Raw records
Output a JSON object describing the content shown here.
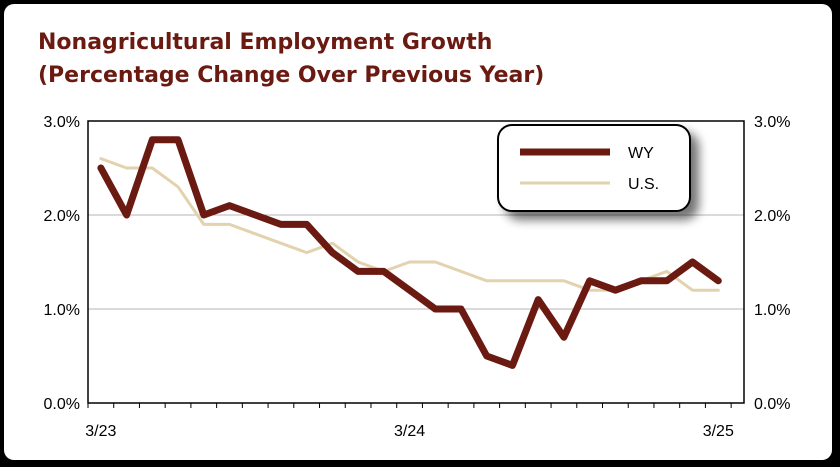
{
  "chart_data": {
    "type": "line",
    "title": "Nonagricultural Employment Growth",
    "subtitle": "(Percentage Change Over Previous Year)",
    "x_tick_labels": [
      "3/23",
      "3/24",
      "3/25"
    ],
    "y_tick_labels": [
      "0.0%",
      "1.0%",
      "2.0%",
      "3.0%"
    ],
    "y_ticks": [
      0,
      1,
      2,
      3
    ],
    "ylim": [
      0,
      3
    ],
    "y_unit": "%",
    "grid": "horizontal",
    "legend_position": "top-right",
    "secondary_y_axis": true,
    "x": [
      "3/23",
      "4/23",
      "5/23",
      "6/23",
      "7/23",
      "8/23",
      "9/23",
      "10/23",
      "11/23",
      "12/23",
      "1/24",
      "2/24",
      "3/24",
      "4/24",
      "5/24",
      "6/24",
      "7/24",
      "8/24",
      "9/24",
      "10/24",
      "11/24",
      "12/24",
      "1/25",
      "2/25",
      "3/25"
    ],
    "series": [
      {
        "name": "WY",
        "color": "#6b1a12",
        "values": [
          2.5,
          2.0,
          2.8,
          2.8,
          2.0,
          2.1,
          2.0,
          1.9,
          1.9,
          1.6,
          1.4,
          1.4,
          1.2,
          1.0,
          1.0,
          0.5,
          0.4,
          1.1,
          0.7,
          1.3,
          1.2,
          1.3,
          1.3,
          1.5,
          1.3
        ]
      },
      {
        "name": "U.S.",
        "color": "#e2d2ad",
        "values": [
          2.6,
          2.5,
          2.5,
          2.3,
          1.9,
          1.9,
          1.8,
          1.7,
          1.6,
          1.7,
          1.5,
          1.4,
          1.5,
          1.5,
          1.4,
          1.3,
          1.3,
          1.3,
          1.3,
          1.2,
          1.2,
          1.3,
          1.4,
          1.2,
          1.2
        ]
      }
    ]
  }
}
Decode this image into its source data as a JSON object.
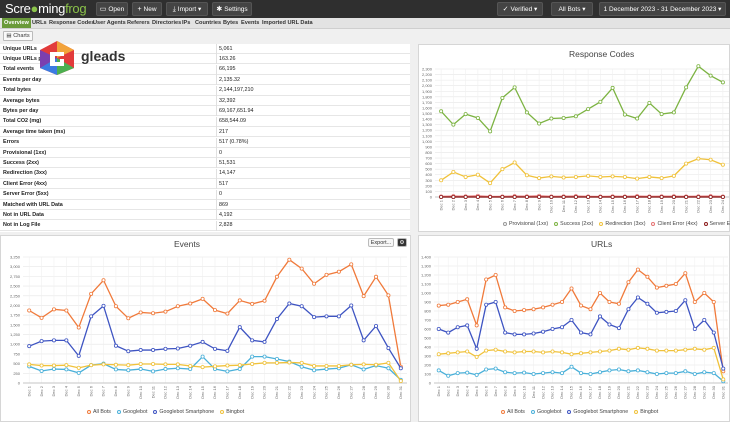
{
  "app": {
    "logo_text_a": "Scre",
    "logo_text_b": "ming",
    "logo_text_c": "frog"
  },
  "toolbar": {
    "open": "Open",
    "new": "New",
    "import": "Import",
    "settings": "Settings",
    "verified": "Verified",
    "bots": "All Bots",
    "date_range": "1 December 2023 - 31 December 2023"
  },
  "tabs": [
    "Overview",
    "URLs",
    "Response Codes",
    "User Agents",
    "Referers",
    "Directories",
    "IPs",
    "Countries",
    "Bytes",
    "Events",
    "Imported URL Data"
  ],
  "charts_button": "Charts",
  "overlay_logo": {
    "text": "gleads"
  },
  "stats": [
    {
      "label": "Unique URLs",
      "value": "5,061"
    },
    {
      "label": "Unique URLs per day",
      "value": "163.26"
    },
    {
      "label": "Total events",
      "value": "66,195"
    },
    {
      "label": "Events per day",
      "value": "2,135.32"
    },
    {
      "label": "Total bytes",
      "value": "2,144,197,210"
    },
    {
      "label": "Average bytes",
      "value": "32,392"
    },
    {
      "label": "Bytes per day",
      "value": "69,167,651.94"
    },
    {
      "label": "Total CO2 (mg)",
      "value": "658,544.09"
    },
    {
      "label": "Average time taken (ms)",
      "value": "217"
    },
    {
      "label": "Errors",
      "value": "517 (0.78%)"
    },
    {
      "label": "Provisional (1xx)",
      "value": "0"
    },
    {
      "label": "Success (2xx)",
      "value": "51,531"
    },
    {
      "label": "Redirection (3xx)",
      "value": "14,147"
    },
    {
      "label": "Client Error (4xx)",
      "value": "517"
    },
    {
      "label": "Server Error (5xx)",
      "value": "0"
    },
    {
      "label": "Matched with URL Data",
      "value": "869"
    },
    {
      "label": "Not in URL Data",
      "value": "4,192"
    },
    {
      "label": "Not in Log File",
      "value": "2,828"
    }
  ],
  "export_label": "Export...",
  "chart_data": [
    {
      "type": "line",
      "title": "Response Codes",
      "x": [
        "Dec 1",
        "Dec 2",
        "Dec 3",
        "Dec 4",
        "Dec 5",
        "Dec 6",
        "Dec 7",
        "Dec 8",
        "Dec 9",
        "Dec 10",
        "Dec 11",
        "Dec 12",
        "Dec 13",
        "Dec 14",
        "Dec 15",
        "Dec 16",
        "Dec 17",
        "Dec 18",
        "Dec 19",
        "Dec 20",
        "Dec 21",
        "Dec 22",
        "Dec 23",
        "Dec 24"
      ],
      "y_ticks": [
        "0",
        "100",
        "200",
        "300",
        "400",
        "500",
        "600",
        "700",
        "800",
        "900",
        "1,000",
        "1,100",
        "1,200",
        "1,300",
        "1,400",
        "1,500",
        "1,600",
        "1,700",
        "1,800",
        "1,900",
        "2,000",
        "2,100",
        "2,200",
        "2,300"
      ],
      "ylim": [
        0,
        2300
      ],
      "series": [
        {
          "name": "Provisional (1xx)",
          "color": "#999999",
          "values": [
            0,
            0,
            0,
            0,
            0,
            0,
            0,
            0,
            0,
            0,
            0,
            0,
            0,
            0,
            0,
            0,
            0,
            0,
            0,
            0,
            0,
            0,
            0,
            0
          ]
        },
        {
          "name": "Success (2xx)",
          "color": "#7cb342",
          "values": [
            1540,
            1300,
            1490,
            1420,
            1180,
            1780,
            1970,
            1520,
            1320,
            1410,
            1420,
            1450,
            1580,
            1710,
            1960,
            1480,
            1410,
            1690,
            1490,
            1520,
            1970,
            2350,
            2180,
            2060
          ]
        },
        {
          "name": "Redirection (3xx)",
          "color": "#f0c23b",
          "values": [
            300,
            450,
            360,
            400,
            250,
            500,
            620,
            390,
            340,
            370,
            350,
            360,
            380,
            360,
            370,
            360,
            330,
            360,
            340,
            380,
            600,
            690,
            670,
            580
          ]
        },
        {
          "name": "Client Error (4xx)",
          "color": "#e57373",
          "values": [
            10,
            15,
            12,
            20,
            8,
            10,
            15,
            12,
            20,
            10,
            12,
            15,
            10,
            8,
            12,
            10,
            15,
            10,
            12,
            14,
            10,
            12,
            15,
            10
          ]
        },
        {
          "name": "Server Error (5xx)",
          "color": "#8b1a1a",
          "values": [
            0,
            0,
            0,
            0,
            0,
            0,
            0,
            0,
            0,
            0,
            0,
            0,
            0,
            0,
            0,
            0,
            0,
            0,
            0,
            0,
            0,
            0,
            0,
            0
          ]
        }
      ]
    },
    {
      "type": "line",
      "title": "Events",
      "x": [
        "Dec 1",
        "Dec 2",
        "Dec 3",
        "Dec 4",
        "Dec 5",
        "Dec 6",
        "Dec 7",
        "Dec 8",
        "Dec 9",
        "Dec 10",
        "Dec 11",
        "Dec 12",
        "Dec 13",
        "Dec 14",
        "Dec 15",
        "Dec 16",
        "Dec 17",
        "Dec 18",
        "Dec 19",
        "Dec 20",
        "Dec 21",
        "Dec 22",
        "Dec 23",
        "Dec 24",
        "Dec 25",
        "Dec 26",
        "Dec 27",
        "Dec 28",
        "Dec 29",
        "Dec 30",
        "Dec 31"
      ],
      "y_ticks": [
        "0",
        "250",
        "500",
        "750",
        "1,000",
        "1,250",
        "1,500",
        "1,750",
        "2,000",
        "2,250",
        "2,500",
        "2,750",
        "3,000",
        "3,250"
      ],
      "ylim": [
        0,
        3250
      ],
      "series": [
        {
          "name": "All Bots",
          "color": "#f07a3b",
          "values": [
            1870,
            1680,
            1900,
            1870,
            1430,
            2300,
            2650,
            1980,
            1670,
            1820,
            1800,
            1840,
            1980,
            2050,
            2170,
            1880,
            1790,
            2130,
            2040,
            2120,
            2740,
            3180,
            2950,
            2560,
            2790,
            2870,
            3060,
            2240,
            2740,
            2260,
            420
          ]
        },
        {
          "name": "Googlebot",
          "color": "#4ab0d9",
          "values": [
            430,
            310,
            360,
            350,
            260,
            460,
            500,
            350,
            330,
            360,
            300,
            360,
            380,
            360,
            680,
            360,
            300,
            360,
            680,
            680,
            620,
            550,
            420,
            330,
            360,
            380,
            470,
            350,
            450,
            380,
            80
          ]
        },
        {
          "name": "Googlebot Smartphone",
          "color": "#3e54c2",
          "values": [
            950,
            1080,
            1100,
            1100,
            700,
            1720,
            1990,
            960,
            820,
            850,
            850,
            880,
            890,
            960,
            1060,
            880,
            830,
            1440,
            1100,
            1060,
            1650,
            2050,
            1980,
            1700,
            1720,
            1720,
            2000,
            1100,
            1470,
            900,
            380
          ]
        },
        {
          "name": "Bingbot",
          "color": "#f0c23b",
          "values": [
            480,
            450,
            450,
            460,
            390,
            460,
            480,
            470,
            460,
            490,
            490,
            480,
            480,
            440,
            410,
            430,
            450,
            460,
            490,
            520,
            520,
            530,
            520,
            440,
            440,
            440,
            470,
            480,
            470,
            520,
            50
          ]
        }
      ]
    },
    {
      "type": "line",
      "title": "URLs",
      "x": [
        "Dec 1",
        "Dec 2",
        "Dec 3",
        "Dec 4",
        "Dec 5",
        "Dec 6",
        "Dec 7",
        "Dec 8",
        "Dec 9",
        "Dec 10",
        "Dec 11",
        "Dec 12",
        "Dec 13",
        "Dec 14",
        "Dec 15",
        "Dec 16",
        "Dec 17",
        "Dec 18",
        "Dec 19",
        "Dec 20",
        "Dec 21",
        "Dec 22",
        "Dec 23",
        "Dec 24",
        "Dec 25",
        "Dec 26",
        "Dec 27",
        "Dec 28",
        "Dec 29",
        "Dec 30",
        "Dec 31"
      ],
      "y_ticks": [
        "0",
        "100",
        "200",
        "300",
        "400",
        "500",
        "600",
        "700",
        "800",
        "900",
        "1,000",
        "1,100",
        "1,200",
        "1,300",
        "1,400"
      ],
      "ylim": [
        0,
        1400
      ],
      "series": [
        {
          "name": "All Bots",
          "color": "#f07a3b",
          "values": [
            860,
            870,
            900,
            930,
            640,
            1150,
            1200,
            840,
            800,
            810,
            820,
            840,
            870,
            900,
            1050,
            860,
            820,
            1000,
            900,
            880,
            1120,
            1260,
            1180,
            1060,
            1080,
            1100,
            1220,
            900,
            1000,
            900,
            130
          ]
        },
        {
          "name": "Googlebot",
          "color": "#4ab0d9",
          "values": [
            140,
            80,
            110,
            115,
            90,
            150,
            160,
            120,
            110,
            115,
            100,
            110,
            120,
            110,
            180,
            110,
            100,
            120,
            140,
            150,
            130,
            140,
            120,
            100,
            110,
            110,
            130,
            100,
            120,
            110,
            20
          ]
        },
        {
          "name": "Googlebot Smartphone",
          "color": "#3e54c2",
          "values": [
            600,
            560,
            620,
            640,
            380,
            870,
            900,
            560,
            540,
            540,
            550,
            570,
            600,
            620,
            700,
            560,
            540,
            740,
            650,
            610,
            820,
            950,
            880,
            780,
            790,
            800,
            920,
            600,
            700,
            560,
            160
          ]
        },
        {
          "name": "Bingbot",
          "color": "#f0c23b",
          "values": [
            320,
            330,
            340,
            350,
            290,
            360,
            370,
            350,
            340,
            350,
            350,
            340,
            350,
            340,
            320,
            330,
            340,
            350,
            360,
            380,
            370,
            390,
            380,
            360,
            360,
            360,
            370,
            380,
            370,
            390,
            40
          ]
        }
      ]
    }
  ]
}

→ REQUIRED WORK:
In the material above, show every line where the word "Unique" turns up.

→ EXPECTED OUTPUT:
      "label": "Unique URLs",
      "label": "Unique URLs per day",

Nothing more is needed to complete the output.